[Exercises]
a - Decide whether each statement below agrees with the news report on rural unemployment. For each, answer yes or no and quote the words from the report that decide it. (i) Experts name improper training as one of the main reasons for high rural unemployment. (ii) The share of farmers who became hired workers after their land was converted fell from 17 per cent to 10 per cent. (iii) According to an ISR study, each converted hectare of farmland left 14 farmers redundant.
b - Carry on writing the news report on rural unemployment, picking up after its final sentence.

[Document section]
• • • •

HCM CITY — Unemployment in rural areas, mainly caused by the reduction of farmland, has not declined, despite the Government's effort to offer more vocational training programmes.
Youth in Ha Noi's Thach That District train in woodworking. Improper training is one of the main reasons for high unemployment in rural regions. — VNA/VNS Photo Quy Trung
Improper training is one of the main reasons for the high unemployment rate in rural regions, according to experts.
The Ministry of Labour, Invalids and Social Affairs reported that high unemployment in urban areas and lack of work in rural regions had become characteristic of the Vietnamese labour market.
According to the ministry's statistics, the percentage of people of working age who lack jobs was 3.15 per cent for the first nine months of the year, including 1.72 per cent for urban areas and 3.74 per cent in the rural region.
The 2010 figures were 2.04 per cent for urban areas and 5.47 per cent for rural areas, according to the General Statistics Office (GSO).
The rural unemployment rate increased by 0.02 per cent to 2.27 per cent in 2010 compared to 2009. The rate for the first nine months of this year was 1.63 per cent.
More than 17,000ha of farmland have been converted to serve industrial and urban development each year in recent years, according to statistics from MoLISA's Institute of Settlement Research (ISR).
In a number of provinces, more farmland will be converted according to official planning until 2020.
An ISR research said each converted ha of farmland made 14 farmers redundant.
Another institute survey showed that the number of farmers who had become hired workers had increased to 17 per cent from 10 per cent after their land was converted in some suburban areas in the Song Hong (Red River) Delta. But the report said the number was much higher in reality.
One of the major hurdles for rural workers is their poor education and low professional skills. As a result, a large number of rural migrants who have resettled in urban areas are unable to get high-quality jobs.

• • • •

[Rows]

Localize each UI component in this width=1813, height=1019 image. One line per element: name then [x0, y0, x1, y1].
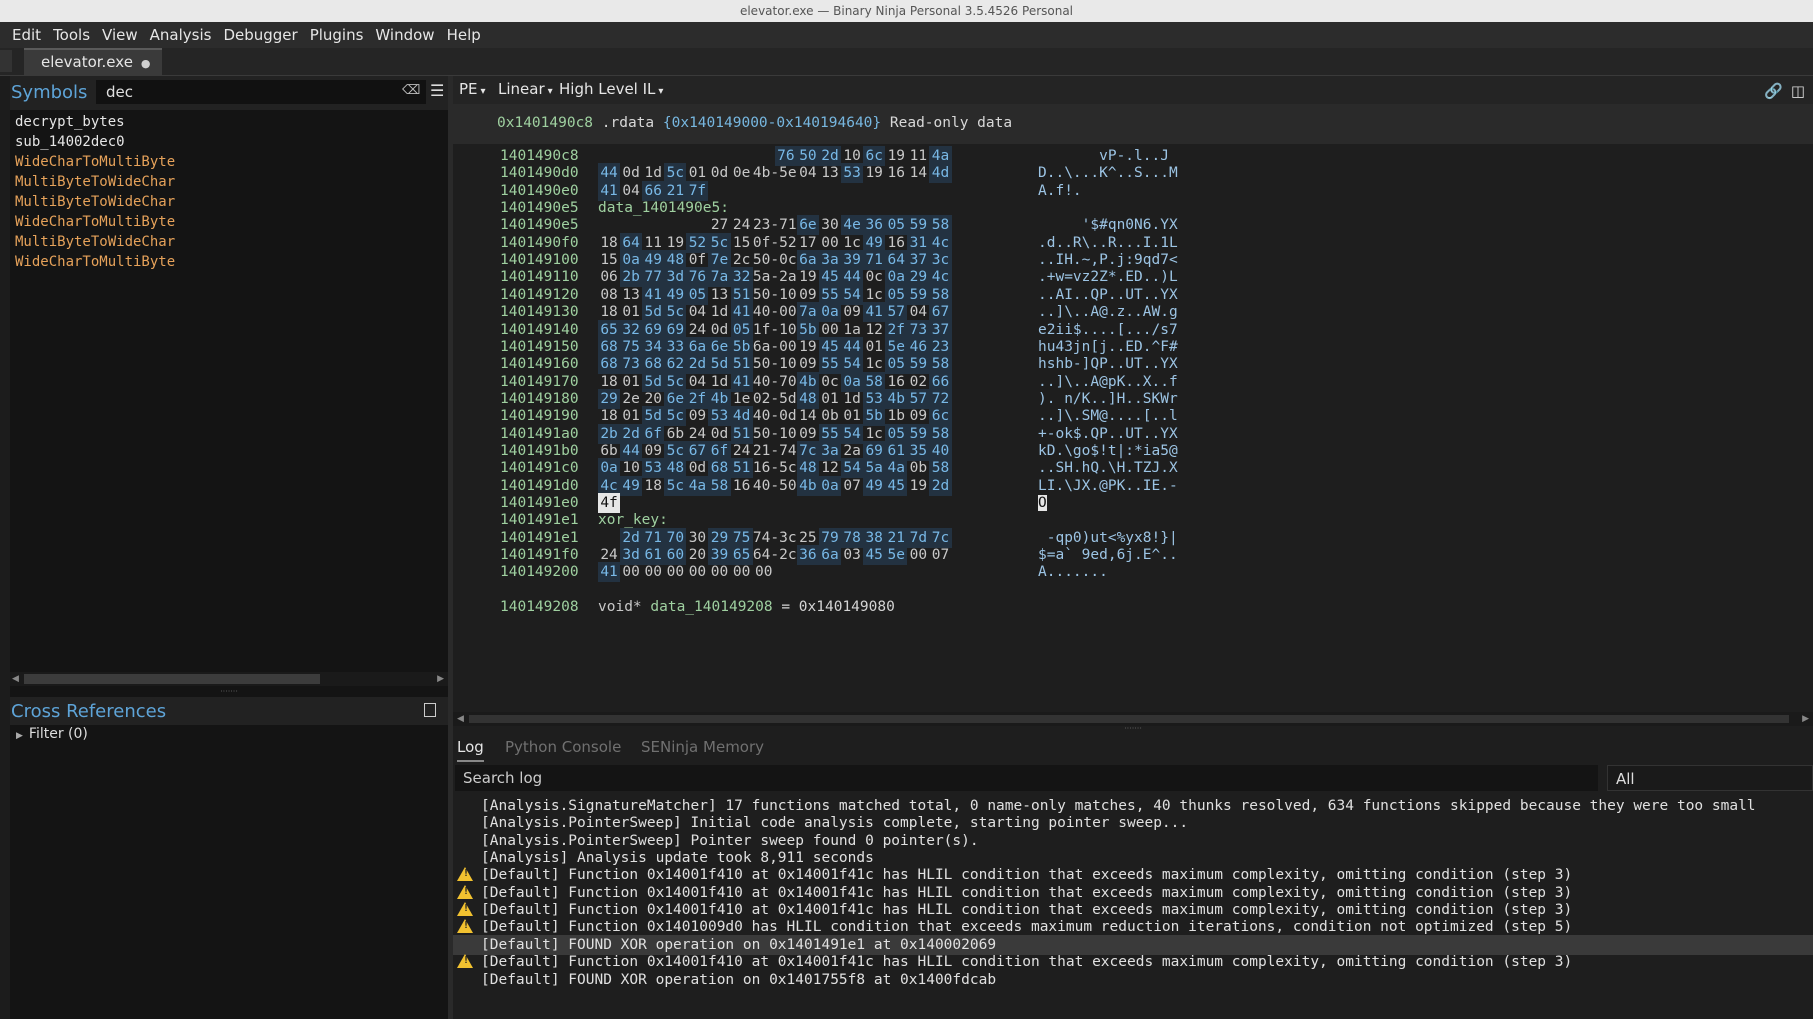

• • • •

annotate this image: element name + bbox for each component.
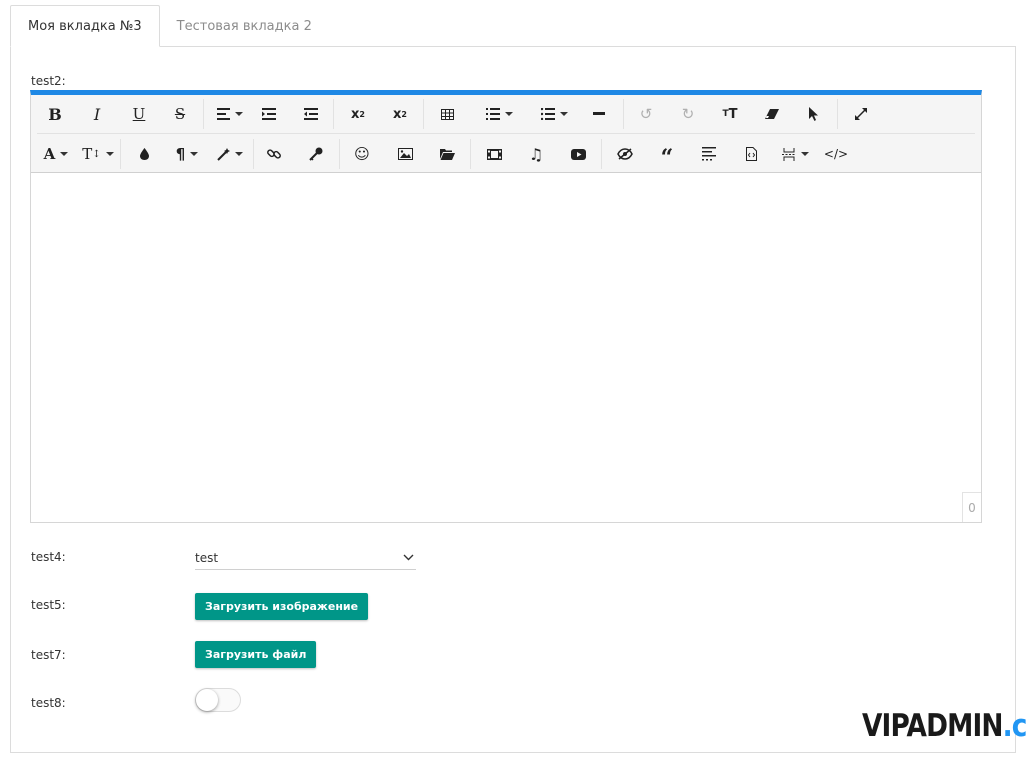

• • • •

[Answers to the exercises]
a -
(i) Yes: "Improper training is one of the main reasons for the high unemployment rate in rural regions, according to experts."
(ii) No: "the number of farmers who had become hired workers had increased to 17 per cent from 10 per cent after their land was converted"
(iii) Yes: "An ISR research said each converted ha of farmland made 14 farmers redundant."

b -
With an aim to reduce the unemployment rate in the agriculture sector from 52 per cent to 30-35 per cent, a programme on providing vocational training to rural workers was carried out in the last year and a half.
About 1 million people from rural areas have been trained each year since the programme started.
The programme, which was designed during the 2010-20 period, aims to train 600,000 people in non-agricultural jobs, 300,000 in agricultural works, and the rest as local officials each year.
The project is expected to increase the number of trained rural workers to 50 per cent by 2020 from the current 20 per cent.
More than 267,000 rural workers have been trained under the programme in the first half of this year, fulfilling 53 per cent of the year's target.
The trend for pursuing non-agricultural jobs is increasing, as only 48 per cent have chosen to train in agriculture.
Nearly 52 per cent of labourers have chosen training in non-agricultural fields, such as electronics, industrial garments, carpentry and welding, which have not been developed in their localities.
The programme, however, has not been effective as not all the trained workers have found proper jobs, reported Lao Dong (Labour).
A number of people who were trained in non-agricultural jobs have returned to their previous jobs as farmers or are still unemployed, as those jobs are not provided in their localities.
The head of MoLISA's Department of Co-operatives and Rural Development, Tang Minh Loc, said training for rural workers focused on the non-agriculture sector.
The personnel output of the training, however, faces challenges, as many of the trained people cannot find proper jobs.
He said non-agricultural training that prepared a workforce for jobs in the future was not practical.
Experts said the training structure that focused on non-agricultural jobs was not proper at this moment, as there were many agricultural jobs which demand skilful workers.
The Viet Nam Farmers Association said most farmers were not equipped with professional skills and worked mostly according to their experience.
Their skills and cultivation techniques were outdated, which has resulted in low productivity.
The Ministry of Agriculture and Rural Development has also encouraged more vocational training in agriculture, as a large number of jobs in this field required skilful workers to produce high-quality products for exports.
The supply of the workforce has not met demand, according to the ministry, and agriculture still plays a major part in the country's production.
MoLISA has planned to expand the information system on the labour market to help trained workers find proper jobs. More mobile job-exchange sessions will be held in localities, according to the ministry.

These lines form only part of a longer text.